### EXERCISE BRIEF:
Reproduce every one of the following entries word for word.

--- Begin MATERIAL PROVIDED ---

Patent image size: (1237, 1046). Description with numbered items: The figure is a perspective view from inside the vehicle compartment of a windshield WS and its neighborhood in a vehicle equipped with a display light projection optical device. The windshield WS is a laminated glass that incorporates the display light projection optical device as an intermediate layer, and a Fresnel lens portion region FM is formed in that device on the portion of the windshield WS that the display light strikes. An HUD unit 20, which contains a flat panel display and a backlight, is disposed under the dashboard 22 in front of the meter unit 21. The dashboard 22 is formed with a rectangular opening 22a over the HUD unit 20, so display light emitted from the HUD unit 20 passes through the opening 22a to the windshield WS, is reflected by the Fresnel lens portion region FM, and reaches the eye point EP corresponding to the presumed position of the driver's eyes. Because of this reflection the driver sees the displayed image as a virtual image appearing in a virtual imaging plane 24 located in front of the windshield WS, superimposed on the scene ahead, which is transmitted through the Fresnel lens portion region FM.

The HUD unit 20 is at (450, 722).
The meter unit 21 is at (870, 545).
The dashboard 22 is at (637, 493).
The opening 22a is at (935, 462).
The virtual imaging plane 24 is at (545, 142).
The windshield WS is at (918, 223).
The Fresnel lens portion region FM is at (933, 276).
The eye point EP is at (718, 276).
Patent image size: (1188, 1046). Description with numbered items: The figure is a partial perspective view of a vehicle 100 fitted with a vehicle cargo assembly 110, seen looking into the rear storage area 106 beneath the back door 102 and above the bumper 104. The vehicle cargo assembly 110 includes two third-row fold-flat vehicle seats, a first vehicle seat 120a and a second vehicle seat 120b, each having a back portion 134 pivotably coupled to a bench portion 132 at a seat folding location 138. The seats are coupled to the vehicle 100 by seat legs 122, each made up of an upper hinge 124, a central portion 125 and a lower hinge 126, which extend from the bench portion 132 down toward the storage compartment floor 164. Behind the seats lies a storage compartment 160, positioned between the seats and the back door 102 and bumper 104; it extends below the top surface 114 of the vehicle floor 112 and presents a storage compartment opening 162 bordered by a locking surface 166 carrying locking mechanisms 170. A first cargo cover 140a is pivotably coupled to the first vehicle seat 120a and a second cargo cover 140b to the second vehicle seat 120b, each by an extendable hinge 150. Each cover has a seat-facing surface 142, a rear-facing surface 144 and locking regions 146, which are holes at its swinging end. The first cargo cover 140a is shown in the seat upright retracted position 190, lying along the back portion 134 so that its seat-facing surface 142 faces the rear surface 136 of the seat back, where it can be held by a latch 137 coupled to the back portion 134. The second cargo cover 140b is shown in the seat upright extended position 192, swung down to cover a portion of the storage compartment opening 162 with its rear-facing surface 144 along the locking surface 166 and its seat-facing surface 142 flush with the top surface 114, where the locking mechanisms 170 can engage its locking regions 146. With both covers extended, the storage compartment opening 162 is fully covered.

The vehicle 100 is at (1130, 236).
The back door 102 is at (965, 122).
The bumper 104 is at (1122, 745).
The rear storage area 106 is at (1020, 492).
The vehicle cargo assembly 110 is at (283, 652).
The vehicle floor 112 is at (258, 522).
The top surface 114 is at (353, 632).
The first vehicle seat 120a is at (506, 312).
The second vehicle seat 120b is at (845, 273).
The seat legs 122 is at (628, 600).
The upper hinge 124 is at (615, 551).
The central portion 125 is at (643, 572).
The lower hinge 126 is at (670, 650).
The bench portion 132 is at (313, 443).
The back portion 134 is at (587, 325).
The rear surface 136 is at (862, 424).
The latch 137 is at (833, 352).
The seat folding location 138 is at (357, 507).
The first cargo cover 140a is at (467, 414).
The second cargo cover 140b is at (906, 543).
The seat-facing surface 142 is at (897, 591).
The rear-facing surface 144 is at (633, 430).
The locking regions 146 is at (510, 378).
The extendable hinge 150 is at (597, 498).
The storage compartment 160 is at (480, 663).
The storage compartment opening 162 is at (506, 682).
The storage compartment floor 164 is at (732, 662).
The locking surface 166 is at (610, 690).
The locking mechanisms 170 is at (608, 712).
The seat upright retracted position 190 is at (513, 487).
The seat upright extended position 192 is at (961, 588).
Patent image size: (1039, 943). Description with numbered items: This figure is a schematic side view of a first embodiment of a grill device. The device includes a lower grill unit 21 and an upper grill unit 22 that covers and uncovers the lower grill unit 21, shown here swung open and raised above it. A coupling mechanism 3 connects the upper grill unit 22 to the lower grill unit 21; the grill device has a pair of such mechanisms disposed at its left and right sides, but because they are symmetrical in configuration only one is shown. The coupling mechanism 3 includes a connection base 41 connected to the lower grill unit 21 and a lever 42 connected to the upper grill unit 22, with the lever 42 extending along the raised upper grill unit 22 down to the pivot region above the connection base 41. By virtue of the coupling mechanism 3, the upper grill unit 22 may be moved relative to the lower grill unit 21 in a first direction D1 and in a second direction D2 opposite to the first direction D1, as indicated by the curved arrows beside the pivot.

--- End MATERIAL PROVIDED ---

### CORRECT ANSWER:
Patent image size: (1237, 1046). Description with numbered items: The figure is a perspective view from inside the vehicle compartment of a windshield WS and its neighborhood in a vehicle equipped with a display light projection optical device. The windshield WS is a laminated glass that incorporates the display light projection optical device as an intermediate layer, and a Fresnel lens portion region FM is formed in that device on the portion of the windshield WS that the display light strikes. An HUD unit 20, which contains a flat panel display and a backlight, is disposed under the dashboard 22 in front of the meter unit 21. The dashboard 22 is formed with a rectangular opening 22a over the HUD unit 20, so display light emitted from the HUD unit 20 passes through the opening 22a to the windshield WS, is reflected by the Fresnel lens portion region FM, and reaches the eye point EP corresponding to the presumed position of the driver's eyes. Because of this reflection the driver sees the displayed image as a virtual image appearing in a virtual imaging plane 24 located in front of the windshield WS, superimposed on the scene ahead, which is transmitted through the Fresnel lens portion region FM.

The HUD unit 20 is at (450, 722).
The meter unit 21 is at (870, 545).
The dashboard 22 is at (637, 493).
The opening 22a is at (935, 462).
The virtual imaging plane 24 is at (545, 142).
The windshield WS is at (918, 223).
The Fresnel lens portion region FM is at (933, 276).
The eye point EP is at (718, 276).
Patent image size: (1188, 1046). Description with numbered items: The figure is a partial perspective view of a vehicle 100 fitted with a vehicle cargo assembly 110, seen looking into the rear storage area 106 beneath the back door 102 and above the bumper 104. The vehicle cargo assembly 110 includes two third-row fold-flat vehicle seats, a first vehicle seat 120a and a second vehicle seat 120b, each having a back portion 134 pivotably coupled to a bench portion 132 at a seat folding location 138. The seats are coupled to the vehicle 100 by seat legs 122, each made up of an upper hinge 124, a central portion 125 and a lower hinge 126, which extend from the bench portion 132 down toward the storage compartment floor 164. Behind the seats lies a storage compartment 160, positioned between the seats and the back door 102 and bumper 104; it extends below the top surface 114 of the vehicle floor 112 and presents a storage compartment opening 162 bordered by a locking surface 166 carrying locking mechanisms 170. A first cargo cover 140a is pivotably coupled to the first vehicle seat 120a and a second cargo cover 140b to the second vehicle seat 120b, each by an extendable hinge 150. Each cover has a seat-facing surface 142, a rear-facing surface 144 and locking regions 146, which are holes at its swinging end. The first cargo cover 140a is shown in the seat upright retracted position 190, lying along the back portion 134 so that its seat-facing surface 142 faces the rear surface 136 of the seat back, where it can be held by a latch 137 coupled to the back portion 134. The second cargo cover 140b is shown in the seat upright extended position 192, swung down to cover a portion of the storage compartment opening 162 with its rear-facing surface 144 along the locking surface 166 and its seat-facing surface 142 flush with the top surface 114, where the locking mechanisms 170 can engage its locking regions 146. With both covers extended, the storage compartment opening 162 is fully covered.

The vehicle 100 is at (1130, 236).
The back door 102 is at (965, 122).
The bumper 104 is at (1122, 745).
The rear storage area 106 is at (1020, 492).
The vehicle cargo assembly 110 is at (283, 652).
The vehicle floor 112 is at (258, 522).
The top surface 114 is at (353, 632).
The first vehicle seat 120a is at (506, 312).
The second vehicle seat 120b is at (845, 273).
The seat legs 122 is at (628, 600).
The upper hinge 124 is at (615, 551).
The central portion 125 is at (643, 572).
The lower hinge 126 is at (670, 650).
The bench portion 132 is at (313, 443).
The back portion 134 is at (587, 325).
The rear surface 136 is at (862, 424).
The latch 137 is at (833, 352).
The seat folding location 138 is at (357, 507).
The first cargo cover 140a is at (467, 414).
The second cargo cover 140b is at (906, 543).
The seat-facing surface 142 is at (897, 591).
The rear-facing surface 144 is at (633, 430).
The locking regions 146 is at (510, 378).
The extendable hinge 150 is at (597, 498).
The storage compartment 160 is at (480, 663).
The storage compartment opening 162 is at (506, 682).
The storage compartment floor 164 is at (732, 662).
The locking surface 166 is at (610, 690).
The locking mechanisms 170 is at (608, 712).
The seat upright retracted position 190 is at (513, 487).
The seat upright extended position 192 is at (961, 588).
Patent image size: (1039, 943). Description with numbered items: This figure is a schematic side view of a first embodiment of a grill device. The device includes a lower grill unit 21 and an upper grill unit 22 that covers and uncovers the lower grill unit 21, shown here swung open and raised above it. A coupling mechanism 3 connects the upper grill unit 22 to the lower grill unit 21; the grill device has a pair of such mechanisms disposed at its left and right sides, but because they are symmetrical in configuration only one is shown. The coupling mechanism 3 includes a connection base 41 connected to the lower grill unit 21 and a lever 42 connected to the upper grill unit 22, with the lever 42 extending along the raised upper grill unit 22 down to the pivot region above the connection base 41. By virtue of the coupling mechanism 3, the upper grill unit 22 may be moved relative to the lower grill unit 21 in a first direction D1 and in a second direction D2 opposite to the first direction D1, as indicated by the curved arrows beside the pivot.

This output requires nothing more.